[Data entries]
· · ·
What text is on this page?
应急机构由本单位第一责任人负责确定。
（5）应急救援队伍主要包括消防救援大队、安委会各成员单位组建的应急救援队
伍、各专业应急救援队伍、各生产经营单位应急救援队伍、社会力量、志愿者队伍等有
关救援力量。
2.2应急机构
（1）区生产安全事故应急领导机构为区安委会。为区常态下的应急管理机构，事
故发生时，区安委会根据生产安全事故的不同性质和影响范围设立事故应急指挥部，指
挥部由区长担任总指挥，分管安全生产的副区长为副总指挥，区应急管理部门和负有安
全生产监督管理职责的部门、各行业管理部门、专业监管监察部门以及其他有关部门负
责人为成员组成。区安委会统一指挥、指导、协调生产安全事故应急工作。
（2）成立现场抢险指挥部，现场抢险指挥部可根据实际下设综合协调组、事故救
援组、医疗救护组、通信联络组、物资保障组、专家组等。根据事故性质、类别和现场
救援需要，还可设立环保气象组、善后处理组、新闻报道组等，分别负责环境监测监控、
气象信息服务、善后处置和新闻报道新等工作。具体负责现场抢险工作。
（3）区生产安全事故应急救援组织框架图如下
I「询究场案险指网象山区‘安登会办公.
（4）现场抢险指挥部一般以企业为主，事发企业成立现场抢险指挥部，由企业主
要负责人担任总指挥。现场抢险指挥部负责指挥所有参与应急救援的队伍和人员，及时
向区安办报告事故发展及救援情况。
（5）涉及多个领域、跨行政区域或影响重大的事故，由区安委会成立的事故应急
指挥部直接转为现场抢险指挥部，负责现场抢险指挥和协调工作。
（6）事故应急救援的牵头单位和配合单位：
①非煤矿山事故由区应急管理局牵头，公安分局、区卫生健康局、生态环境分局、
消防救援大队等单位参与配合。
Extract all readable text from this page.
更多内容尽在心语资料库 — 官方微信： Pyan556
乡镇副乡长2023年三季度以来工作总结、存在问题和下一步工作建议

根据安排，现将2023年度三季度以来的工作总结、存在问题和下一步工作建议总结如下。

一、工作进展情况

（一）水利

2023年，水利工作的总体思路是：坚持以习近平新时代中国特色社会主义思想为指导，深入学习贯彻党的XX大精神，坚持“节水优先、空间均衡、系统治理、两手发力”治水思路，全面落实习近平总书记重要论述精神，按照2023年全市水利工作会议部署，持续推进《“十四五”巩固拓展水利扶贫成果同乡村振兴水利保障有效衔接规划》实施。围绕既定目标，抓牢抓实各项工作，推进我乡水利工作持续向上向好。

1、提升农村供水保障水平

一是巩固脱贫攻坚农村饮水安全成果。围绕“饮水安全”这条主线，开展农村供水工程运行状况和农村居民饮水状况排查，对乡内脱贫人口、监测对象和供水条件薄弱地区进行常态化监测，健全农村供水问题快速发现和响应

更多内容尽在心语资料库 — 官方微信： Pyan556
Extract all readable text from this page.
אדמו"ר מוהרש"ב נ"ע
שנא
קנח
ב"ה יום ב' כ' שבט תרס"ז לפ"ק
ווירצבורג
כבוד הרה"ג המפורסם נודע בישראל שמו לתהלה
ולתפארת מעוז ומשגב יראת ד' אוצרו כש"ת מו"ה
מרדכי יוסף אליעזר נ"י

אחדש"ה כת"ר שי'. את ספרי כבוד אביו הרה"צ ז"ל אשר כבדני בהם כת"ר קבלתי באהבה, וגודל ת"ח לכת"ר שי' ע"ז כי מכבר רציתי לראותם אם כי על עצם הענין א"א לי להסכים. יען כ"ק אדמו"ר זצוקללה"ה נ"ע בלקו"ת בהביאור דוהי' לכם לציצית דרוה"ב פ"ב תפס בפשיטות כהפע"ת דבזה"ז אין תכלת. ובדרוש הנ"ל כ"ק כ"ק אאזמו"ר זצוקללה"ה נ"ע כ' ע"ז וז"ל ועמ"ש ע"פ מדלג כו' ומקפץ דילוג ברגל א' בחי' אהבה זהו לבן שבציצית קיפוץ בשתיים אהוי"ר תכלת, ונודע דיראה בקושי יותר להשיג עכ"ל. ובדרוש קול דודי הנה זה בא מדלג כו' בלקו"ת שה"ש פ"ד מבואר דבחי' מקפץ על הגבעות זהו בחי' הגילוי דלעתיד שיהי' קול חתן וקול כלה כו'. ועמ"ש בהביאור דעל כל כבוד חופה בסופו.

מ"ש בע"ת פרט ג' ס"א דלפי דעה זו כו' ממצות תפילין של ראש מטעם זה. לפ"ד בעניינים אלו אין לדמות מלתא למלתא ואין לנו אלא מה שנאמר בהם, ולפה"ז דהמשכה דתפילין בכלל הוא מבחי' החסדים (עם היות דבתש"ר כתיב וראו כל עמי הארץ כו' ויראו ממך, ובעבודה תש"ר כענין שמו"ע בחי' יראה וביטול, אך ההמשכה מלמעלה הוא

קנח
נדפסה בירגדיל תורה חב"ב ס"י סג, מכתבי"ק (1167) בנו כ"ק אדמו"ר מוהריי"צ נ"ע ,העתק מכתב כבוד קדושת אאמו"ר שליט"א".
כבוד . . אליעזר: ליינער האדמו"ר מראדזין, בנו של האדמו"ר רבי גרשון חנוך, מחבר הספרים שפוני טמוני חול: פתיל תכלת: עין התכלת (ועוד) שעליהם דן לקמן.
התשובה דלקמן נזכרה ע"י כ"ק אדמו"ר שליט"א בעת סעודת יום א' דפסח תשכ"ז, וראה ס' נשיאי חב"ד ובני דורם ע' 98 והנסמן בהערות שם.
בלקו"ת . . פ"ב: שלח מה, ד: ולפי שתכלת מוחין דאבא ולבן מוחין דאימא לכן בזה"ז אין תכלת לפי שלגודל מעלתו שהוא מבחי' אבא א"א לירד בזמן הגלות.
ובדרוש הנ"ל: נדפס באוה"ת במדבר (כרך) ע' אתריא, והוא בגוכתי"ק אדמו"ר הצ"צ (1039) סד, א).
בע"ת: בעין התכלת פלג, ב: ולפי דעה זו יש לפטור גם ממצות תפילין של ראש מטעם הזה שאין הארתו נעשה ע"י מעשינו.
· · ·
* [EXERCISE INSTRUCTIONS]:
Exactly as they are written, print the entries again.

* [ANSWER TO THE EXERCISE]:
What text is on this page?
应急机构由本单位第一责任人负责确定。
（5）应急救援队伍主要包括消防救援大队、安委会各成员单位组建的应急救援队
伍、各专业应急救援队伍、各生产经营单位应急救援队伍、社会力量、志愿者队伍等有
关救援力量。
2.2应急机构
（1）区生产安全事故应急领导机构为区安委会。为区常态下的应急管理机构，事
故发生时，区安委会根据生产安全事故的不同性质和影响范围设立事故应急指挥部，指
挥部由区长担任总指挥，分管安全生产的副区长为副总指挥，区应急管理部门和负有安
全生产监督管理职责的部门、各行业管理部门、专业监管监察部门以及其他有关部门负
责人为成员组成。区安委会统一指挥、指导、协调生产安全事故应急工作。
（2）成立现场抢险指挥部，现场抢险指挥部可根据实际下设综合协调组、事故救
援组、医疗救护组、通信联络组、物资保障组、专家组等。根据事故性质、类别和现场
救援需要，还可设立环保气象组、善后处理组、新闻报道组等，分别负责环境监测监控、
气象信息服务、善后处置和新闻报道新等工作。具体负责现场抢险工作。
（3）区生产安全事故应急救援组织框架图如下
I「询究场案险指网象山区‘安登会办公.
（4）现场抢险指挥部一般以企业为主，事发企业成立现场抢险指挥部，由企业主
要负责人担任总指挥。现场抢险指挥部负责指挥所有参与应急救援的队伍和人员，及时
向区安办报告事故发展及救援情况。
（5）涉及多个领域、跨行政区域或影响重大的事故，由区安委会成立的事故应急
指挥部直接转为现场抢险指挥部，负责现场抢险指挥和协调工作。
（6）事故应急救援的牵头单位和配合单位：
①非煤矿山事故由区应急管理局牵头，公安分局、区卫生健康局、生态环境分局、
消防救援大队等单位参与配合。
Extract all readable text from this page.
更多内容尽在心语资料库 — 官方微信： Pyan556
乡镇副乡长2023年三季度以来工作总结、存在问题和下一步工作建议

根据安排，现将2023年度三季度以来的工作总结、存在问题和下一步工作建议总结如下。

一、工作进展情况

（一）水利

2023年，水利工作的总体思路是：坚持以习近平新时代中国特色社会主义思想为指导，深入学习贯彻党的XX大精神，坚持“节水优先、空间均衡、系统治理、两手发力”治水思路，全面落实习近平总书记重要论述精神，按照2023年全市水利工作会议部署，持续推进《“十四五”巩固拓展水利扶贫成果同乡村振兴水利保障有效衔接规划》实施。围绕既定目标，抓牢抓实各项工作，推进我乡水利工作持续向上向好。

1、提升农村供水保障水平

一是巩固脱贫攻坚农村饮水安全成果。围绕“饮水安全”这条主线，开展农村供水工程运行状况和农村居民饮水状况排查，对乡内脱贫人口、监测对象和供水条件薄弱地区进行常态化监测，健全农村供水问题快速发现和响应

更多内容尽在心语资料库 — 官方微信： Pyan556
Extract all readable text from this page.
אדמו"ר מוהרש"ב נ"ע
שנא
קנח
ב"ה יום ב' כ' שבט תרס"ז לפ"ק
ווירצבורג
כבוד הרה"ג המפורסם נודע בישראל שמו לתהלה
ולתפארת מעוז ומשגב יראת ד' אוצרו כש"ת מו"ה
מרדכי יוסף אליעזר נ"י

אחדש"ה כת"ר שי'. את ספרי כבוד אביו הרה"צ ז"ל אשר כבדני בהם כת"ר קבלתי באהבה, וגודל ת"ח לכת"ר שי' ע"ז כי מכבר רציתי לראותם אם כי על עצם הענין א"א לי להסכים. יען כ"ק אדמו"ר זצוקללה"ה נ"ע בלקו"ת בהביאור דוהי' לכם לציצית דרוה"ב פ"ב תפס בפשיטות כהפע"ת דבזה"ז אין תכלת. ובדרוש הנ"ל כ"ק כ"ק אאזמו"ר זצוקללה"ה נ"ע כ' ע"ז וז"ל ועמ"ש ע"פ מדלג כו' ומקפץ דילוג ברגל א' בחי' אהבה זהו לבן שבציצית קיפוץ בשתיים אהוי"ר תכלת, ונודע דיראה בקושי יותר להשיג עכ"ל. ובדרוש קול דודי הנה זה בא מדלג כו' בלקו"ת שה"ש פ"ד מבואר דבחי' מקפץ על הגבעות זהו בחי' הגילוי דלעתיד שיהי' קול חתן וקול כלה כו'. ועמ"ש בהביאור דעל כל כבוד חופה בסופו.

מ"ש בע"ת פרט ג' ס"א דלפי דעה זו כו' ממצות תפילין של ראש מטעם זה. לפ"ד בעניינים אלו אין לדמות מלתא למלתא ואין לנו אלא מה שנאמר בהם, ולפה"ז דהמשכה דתפילין בכלל הוא מבחי' החסדים (עם היות דבתש"ר כתיב וראו כל עמי הארץ כו' ויראו ממך, ובעבודה תש"ר כענין שמו"ע בחי' יראה וביטול, אך ההמשכה מלמעלה הוא

קנח
נדפסה בירגדיל תורה חב"ב ס"י סג, מכתבי"ק (1167) בנו כ"ק אדמו"ר מוהריי"צ נ"ע ,העתק מכתב כבוד קדושת אאמו"ר שליט"א".
כבוד . . אליעזר: ליינער האדמו"ר מראדזין, בנו של האדמו"ר רבי גרשון חנוך, מחבר הספרים שפוני טמוני חול: פתיל תכלת: עין התכלת (ועוד) שעליהם דן לקמן.
התשובה דלקמן נזכרה ע"י כ"ק אדמו"ר שליט"א בעת סעודת יום א' דפסח תשכ"ז, וראה ס' נשיאי חב"ד ובני דורם ע' 98 והנסמן בהערות שם.
בלקו"ת . . פ"ב: שלח מה, ד: ולפי שתכלת מוחין דאבא ולבן מוחין דאימא לכן בזה"ז אין תכלת לפי שלגודל מעלתו שהוא מבחי' אבא א"א לירד בזמן הגלות.
ובדרוש הנ"ל: נדפס באוה"ת במדבר (כרך) ע' אתריא, והוא בגוכתי"ק אדמו"ר הצ"צ (1039) סד, א).
בע"ת: בעין התכלת פלג, ב: ולפי דעה זו יש לפטור גם ממצות תפילין של ראש מטעם הזה שאין הארתו נעשה ע"י מעשינו.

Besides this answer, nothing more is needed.